'''

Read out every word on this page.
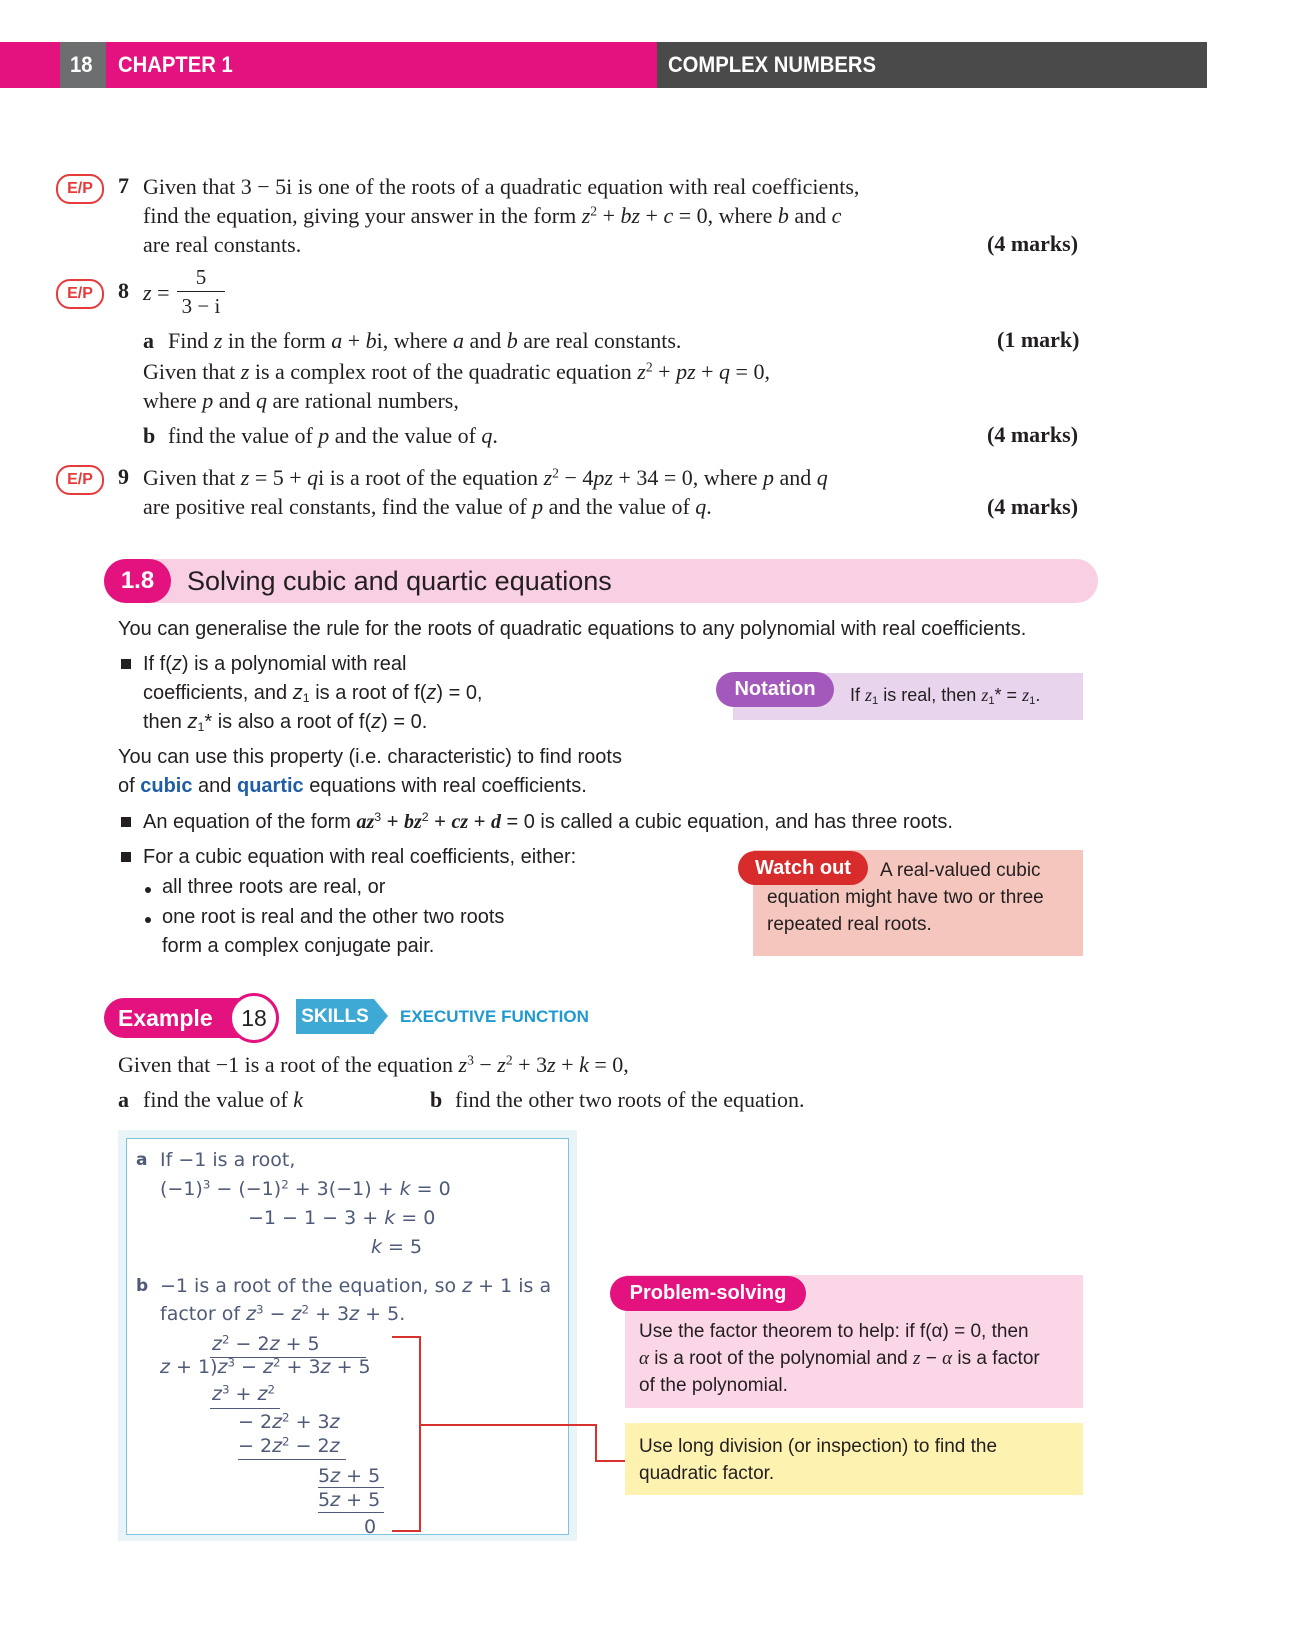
18 CHAPTER 1	COMPLEX NUMBERS
E/P	7 Given that 3 − 5i is one of the roots of a quadratic equation with real coefficients,
find the equation, giving your answer in the form $z^2$ + bz + c = 0, where b and c
are real constants.	(4 marks)
E/P	8 z =
5
3 − i
a Find z in the form a + bi, where a and b are real constants.	(1 mark)
Given that z is a complex root of the quadratic equation $z^2$ + pz + q = 0,
where p and q are rational numbers,
b find the value of p and the value of q.	(4 marks)
E/P	9 Given that z = 5 + qi is a root of the equation $z^2 - 4pz + 34 = 0$, where p and q
are positive real constants, find the value of p and the value of q.	(4 marks)
1.8	Solving cubic and quartic equations
You can generalise the rule for the roots of quadratic equations to any polynomial with real coefficients.
If f(z) is a polynomial with real
coefficients, and $z_1$ is a root of f(z) = 0,
then $z_1*$ is also a root of f(z) = 0.
Notation	If $z_1$ is real, then $z_1* = z_1$.
You can use this property (i.e. characteristic) to find roots
of cubic and quartic equations with real coefficients.
An equation of the form $az^3 + bz^2$ + cz + d = 0 is called a cubic equation, and has three roots.
For a cubic equation with real coefficients, either:
all three roots are real, or
one root is real and the other two roots
form a complex conjugate pair.
Watch out	A real-valued cubic
equation might have two or three
repeated real roots.
Example	18	SKILLS	EXECUTIVE FUNCTION
Given that −1 is a root of the equation $z^3 - z^2 + 3z + k = 0$,
a find the value of k	b find the other two roots of the equation.
a If −1 is a root,
$(-1)^3 - (-1)^2 + 3(-1) + k = 0$
−1 − 1 − 3 + k = 0
k = 5
b −1 is a root of the equation, so z + 1 is a
factor of $z^3 - z^2 + 3z + 5$.
$z^2 - 2z + 5$
$z + 1)z^3 - z^2 + 3z + 5$
$z^3 + z^2$
− $2z^2 + 3z$
− $2z^2 - 2z$
5z + 5
5z + 5
0
Problem-solving
Use the factor theorem to help: if f(α) = 0, then
α is a root of the polynomial and z − α is a factor
of the polynomial.
Use long division (or inspection) to find the
quadratic factor.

'''

Exercise aim ▸ Transcribe every record above exactly as written, leaving out any pictures.

Completed exercise ▸
Read out every word on this page.
18 CHAPTER 1	COMPLEX NUMBERS
E/P	7 Given that 3 − 5i is one of the roots of a quadratic equation with real coefficients,
find the equation, giving your answer in the form $z^2$ + bz + c = 0, where b and c
are real constants.	(4 marks)
E/P	8 z =
5
3 − i
a Find z in the form a + bi, where a and b are real constants.	(1 mark)
Given that z is a complex root of the quadratic equation $z^2$ + pz + q = 0,
where p and q are rational numbers,
b find the value of p and the value of q.	(4 marks)
E/P	9 Given that z = 5 + qi is a root of the equation $z^2 - 4pz + 34 = 0$, where p and q
are positive real constants, find the value of p and the value of q.	(4 marks)
1.8	Solving cubic and quartic equations
You can generalise the rule for the roots of quadratic equations to any polynomial with real coefficients.
If f(z) is a polynomial with real
coefficients, and $z_1$ is a root of f(z) = 0,
then $z_1*$ is also a root of f(z) = 0.
Notation	If $z_1$ is real, then $z_1* = z_1$.
You can use this property (i.e. characteristic) to find roots
of cubic and quartic equations with real coefficients.
An equation of the form $az^3 + bz^2$ + cz + d = 0 is called a cubic equation, and has three roots.
For a cubic equation with real coefficients, either:
all three roots are real, or
one root is real and the other two roots
form a complex conjugate pair.
Watch out	A real-valued cubic
equation might have two or three
repeated real roots.
Example	18	SKILLS	EXECUTIVE FUNCTION
Given that −1 is a root of the equation $z^3 - z^2 + 3z + k = 0$,
a find the value of k	b find the other two roots of the equation.
a If −1 is a root,
$(-1)^3 - (-1)^2 + 3(-1) + k = 0$
−1 − 1 − 3 + k = 0
k = 5
b −1 is a root of the equation, so z + 1 is a
factor of $z^3 - z^2 + 3z + 5$.
$z^2 - 2z + 5$
$z + 1)z^3 - z^2 + 3z + 5$
$z^3 + z^2$
− $2z^2 + 3z$
− $2z^2 - 2z$
5z + 5
5z + 5
0
Problem-solving
Use the factor theorem to help: if f(α) = 0, then
α is a root of the polynomial and z − α is a factor
of the polynomial.
Use long division (or inspection) to find the
quadratic factor.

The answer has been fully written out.